Dataset records
┄┄┄┄┄┄

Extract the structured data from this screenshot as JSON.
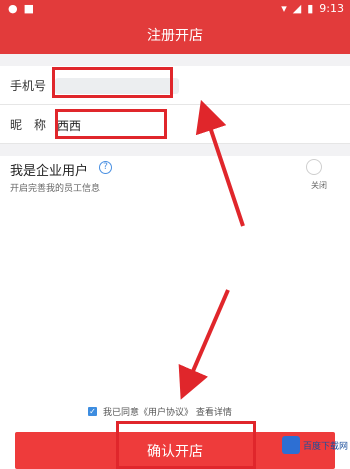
{
  "status_bar": {
    "time": "9:13"
  },
  "header": {
    "title": "注册开店"
  },
  "form": {
    "phone_label": "手机号",
    "phone_value": "",
    "nickname_label": "昵　称",
    "nickname_value": "西西"
  },
  "enterprise": {
    "title": "我是企业用户",
    "desc": "开启完善我的员工信息",
    "toggle_label": "关闭",
    "toggle_on": false
  },
  "agreement": {
    "text": "我已同意《用户协议》 查看详情",
    "checked": true
  },
  "confirm_label": "确认开店",
  "colors": {
    "primary": "#e23b3b",
    "annotation": "#e0262b"
  },
  "watermark": {
    "text": "百度下载网"
  }
}
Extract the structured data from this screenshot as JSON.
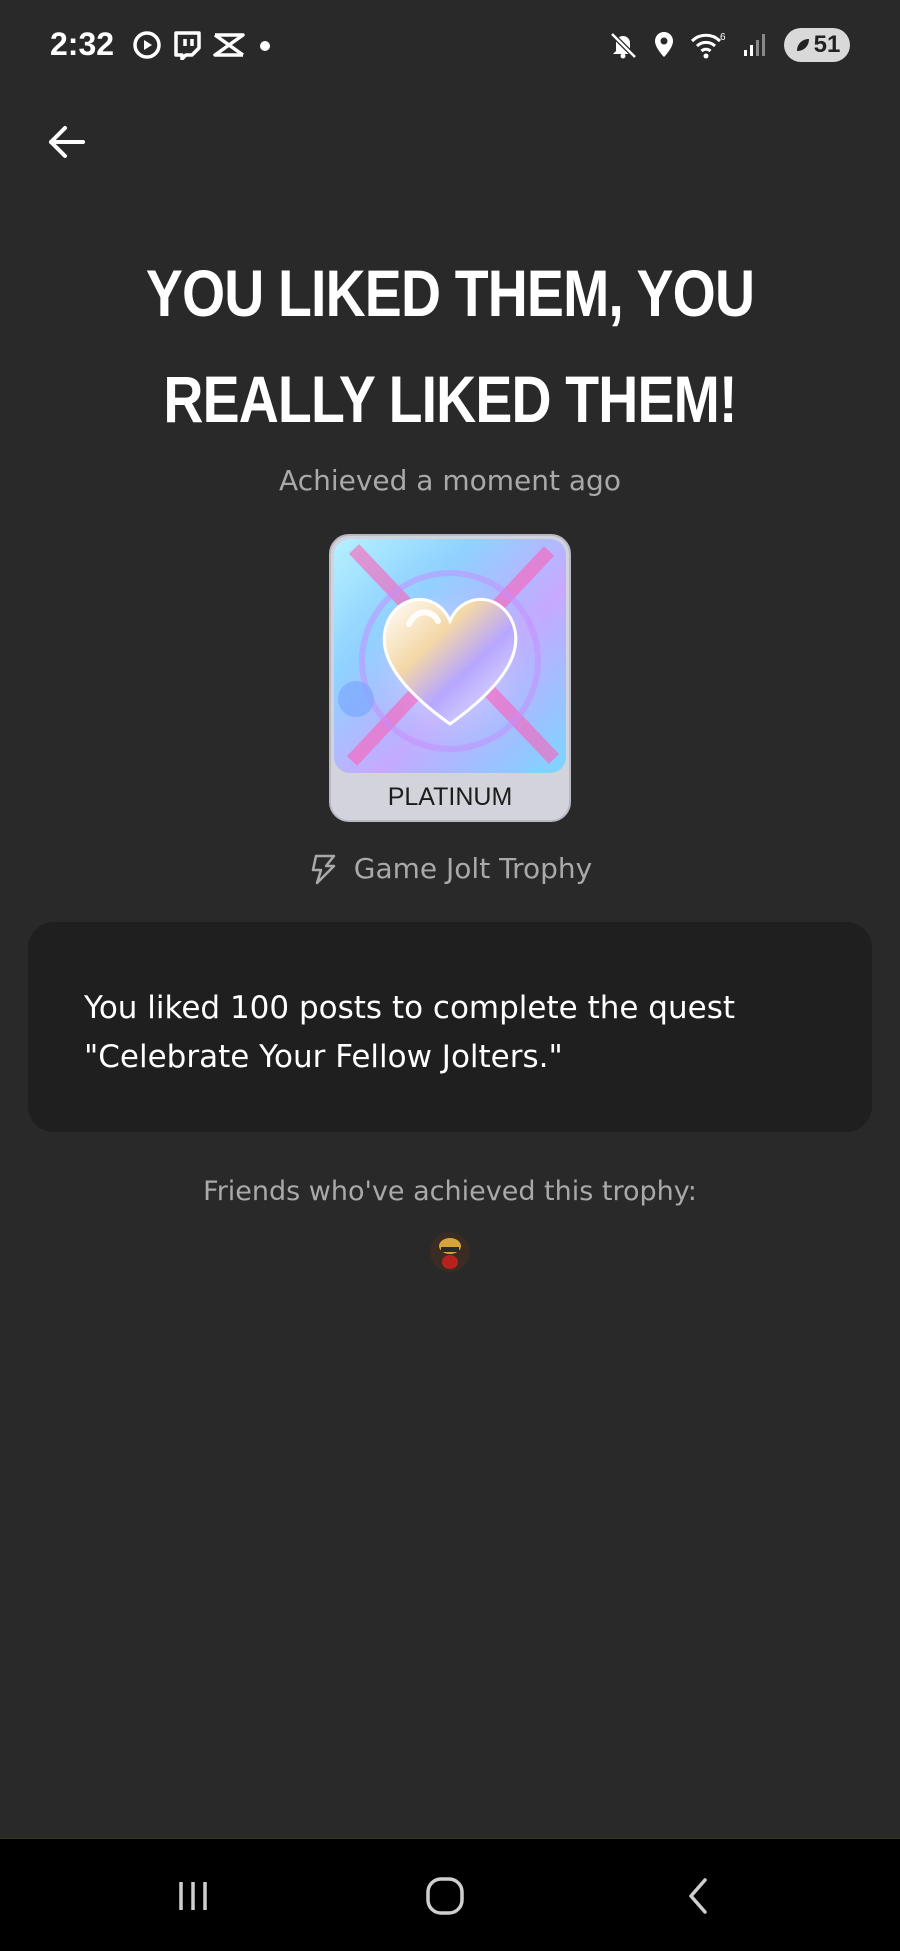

┄┄┄┄┄┄

§ Requirement: Transcribe every line in the entries above, taking out only the images.

§ Full answer:
Extract the structured data from this screenshot as JSON.
{
  "status_bar": {
    "time": "9:13"
  },
  "header": {
    "title": "注册开店"
  },
  "form": {
    "phone_label": "手机号",
    "phone_value": "",
    "nickname_label": "昵　称",
    "nickname_value": "西西"
  },
  "enterprise": {
    "title": "我是企业用户",
    "desc": "开启完善我的员工信息",
    "toggle_label": "关闭",
    "toggle_on": false
  },
  "agreement": {
    "text": "我已同意《用户协议》 查看详情",
    "checked": true
  },
  "confirm_label": "确认开店",
  "colors": {
    "primary": "#e23b3b",
    "annotation": "#e0262b"
  },
  "watermark": {
    "text": "百度下载网"
  }
}
Extract the structured data from this screenshot as JSON.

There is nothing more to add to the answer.